> _To do_
Which lines hold the string "value"? Copy every one of them.

#### Supplied records ####

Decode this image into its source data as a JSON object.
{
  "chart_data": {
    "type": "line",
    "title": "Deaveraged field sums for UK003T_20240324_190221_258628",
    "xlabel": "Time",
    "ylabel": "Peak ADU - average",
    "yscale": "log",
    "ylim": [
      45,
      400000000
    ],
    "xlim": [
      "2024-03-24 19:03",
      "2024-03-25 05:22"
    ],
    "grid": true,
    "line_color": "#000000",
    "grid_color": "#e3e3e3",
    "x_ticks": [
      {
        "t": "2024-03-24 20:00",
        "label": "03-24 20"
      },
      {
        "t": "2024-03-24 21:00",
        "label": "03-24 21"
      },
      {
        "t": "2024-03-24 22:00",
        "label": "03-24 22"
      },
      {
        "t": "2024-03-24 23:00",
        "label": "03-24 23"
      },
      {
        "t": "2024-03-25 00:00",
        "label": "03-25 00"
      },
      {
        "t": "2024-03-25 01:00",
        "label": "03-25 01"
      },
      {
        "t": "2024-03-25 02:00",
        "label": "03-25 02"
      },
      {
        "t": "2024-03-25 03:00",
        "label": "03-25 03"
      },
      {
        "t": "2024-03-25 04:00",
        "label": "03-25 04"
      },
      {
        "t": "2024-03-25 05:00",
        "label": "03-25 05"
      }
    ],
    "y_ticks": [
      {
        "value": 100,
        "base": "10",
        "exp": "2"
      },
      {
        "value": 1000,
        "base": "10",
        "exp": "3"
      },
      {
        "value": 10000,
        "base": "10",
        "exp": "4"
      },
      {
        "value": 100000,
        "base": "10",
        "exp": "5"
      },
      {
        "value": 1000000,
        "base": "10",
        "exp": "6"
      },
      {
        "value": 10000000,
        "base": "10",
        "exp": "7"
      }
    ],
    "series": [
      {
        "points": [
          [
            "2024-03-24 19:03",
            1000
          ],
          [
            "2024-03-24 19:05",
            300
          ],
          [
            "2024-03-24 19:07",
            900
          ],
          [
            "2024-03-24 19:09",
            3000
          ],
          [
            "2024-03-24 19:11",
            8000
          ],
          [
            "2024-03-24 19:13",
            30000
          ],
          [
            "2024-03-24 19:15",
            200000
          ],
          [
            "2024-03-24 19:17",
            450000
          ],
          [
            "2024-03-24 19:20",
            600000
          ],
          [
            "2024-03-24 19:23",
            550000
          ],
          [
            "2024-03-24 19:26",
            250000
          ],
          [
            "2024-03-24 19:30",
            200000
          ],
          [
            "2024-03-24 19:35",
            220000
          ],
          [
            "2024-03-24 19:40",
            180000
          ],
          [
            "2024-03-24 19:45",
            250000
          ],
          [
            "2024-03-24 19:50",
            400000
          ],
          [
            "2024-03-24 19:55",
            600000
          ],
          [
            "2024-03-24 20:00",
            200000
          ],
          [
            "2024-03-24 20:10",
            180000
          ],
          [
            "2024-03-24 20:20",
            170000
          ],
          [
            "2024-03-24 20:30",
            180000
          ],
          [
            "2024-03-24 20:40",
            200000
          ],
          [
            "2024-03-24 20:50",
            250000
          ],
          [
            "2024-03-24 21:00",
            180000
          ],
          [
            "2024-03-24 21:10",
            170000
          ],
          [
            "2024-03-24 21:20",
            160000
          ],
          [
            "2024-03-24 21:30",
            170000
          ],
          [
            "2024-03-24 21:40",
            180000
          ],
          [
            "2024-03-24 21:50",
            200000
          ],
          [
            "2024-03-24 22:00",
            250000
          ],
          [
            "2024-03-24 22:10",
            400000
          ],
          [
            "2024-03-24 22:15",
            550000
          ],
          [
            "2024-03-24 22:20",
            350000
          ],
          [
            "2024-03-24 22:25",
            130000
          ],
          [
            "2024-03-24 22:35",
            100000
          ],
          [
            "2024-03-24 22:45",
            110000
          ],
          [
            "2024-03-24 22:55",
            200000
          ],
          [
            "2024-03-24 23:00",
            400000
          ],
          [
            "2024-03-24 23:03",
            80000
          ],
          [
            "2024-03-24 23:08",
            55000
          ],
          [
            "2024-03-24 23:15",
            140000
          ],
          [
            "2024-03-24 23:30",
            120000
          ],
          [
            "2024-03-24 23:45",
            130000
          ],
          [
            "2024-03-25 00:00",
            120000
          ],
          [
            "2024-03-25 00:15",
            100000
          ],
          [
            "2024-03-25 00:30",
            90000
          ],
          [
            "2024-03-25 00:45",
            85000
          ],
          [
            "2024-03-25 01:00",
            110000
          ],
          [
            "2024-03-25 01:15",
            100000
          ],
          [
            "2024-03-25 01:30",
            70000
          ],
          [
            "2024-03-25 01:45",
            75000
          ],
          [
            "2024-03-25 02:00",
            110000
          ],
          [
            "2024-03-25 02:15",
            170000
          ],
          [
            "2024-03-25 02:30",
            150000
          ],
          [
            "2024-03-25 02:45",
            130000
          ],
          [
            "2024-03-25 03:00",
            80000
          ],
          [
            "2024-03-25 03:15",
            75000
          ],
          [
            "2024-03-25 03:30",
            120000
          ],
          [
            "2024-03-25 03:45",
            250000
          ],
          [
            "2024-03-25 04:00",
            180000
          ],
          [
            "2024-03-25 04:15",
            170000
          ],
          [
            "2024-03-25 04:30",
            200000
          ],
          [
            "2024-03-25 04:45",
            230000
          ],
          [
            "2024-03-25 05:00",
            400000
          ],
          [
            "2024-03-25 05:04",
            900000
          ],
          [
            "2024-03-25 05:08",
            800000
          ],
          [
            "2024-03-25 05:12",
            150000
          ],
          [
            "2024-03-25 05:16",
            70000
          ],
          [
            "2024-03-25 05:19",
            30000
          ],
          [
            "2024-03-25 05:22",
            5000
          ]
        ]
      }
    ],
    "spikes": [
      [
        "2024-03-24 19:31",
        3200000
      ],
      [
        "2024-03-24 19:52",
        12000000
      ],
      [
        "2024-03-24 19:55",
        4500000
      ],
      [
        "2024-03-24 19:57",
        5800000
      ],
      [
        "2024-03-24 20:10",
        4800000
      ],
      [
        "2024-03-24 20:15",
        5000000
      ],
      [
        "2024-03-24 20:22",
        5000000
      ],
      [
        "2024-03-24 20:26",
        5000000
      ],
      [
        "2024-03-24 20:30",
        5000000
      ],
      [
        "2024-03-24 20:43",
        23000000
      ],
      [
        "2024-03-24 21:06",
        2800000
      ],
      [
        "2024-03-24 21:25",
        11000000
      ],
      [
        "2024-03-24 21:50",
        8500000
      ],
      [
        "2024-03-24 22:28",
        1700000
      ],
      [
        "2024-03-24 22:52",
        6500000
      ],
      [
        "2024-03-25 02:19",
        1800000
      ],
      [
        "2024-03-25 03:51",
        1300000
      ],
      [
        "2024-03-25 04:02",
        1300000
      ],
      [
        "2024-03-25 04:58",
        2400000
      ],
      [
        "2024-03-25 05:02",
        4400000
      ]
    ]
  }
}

####

> _Result_
        "value": 100,
        "value": 1000,
        "value": 10000,
        "value": 100000,
        "value": 1000000,
        "value": 10000000,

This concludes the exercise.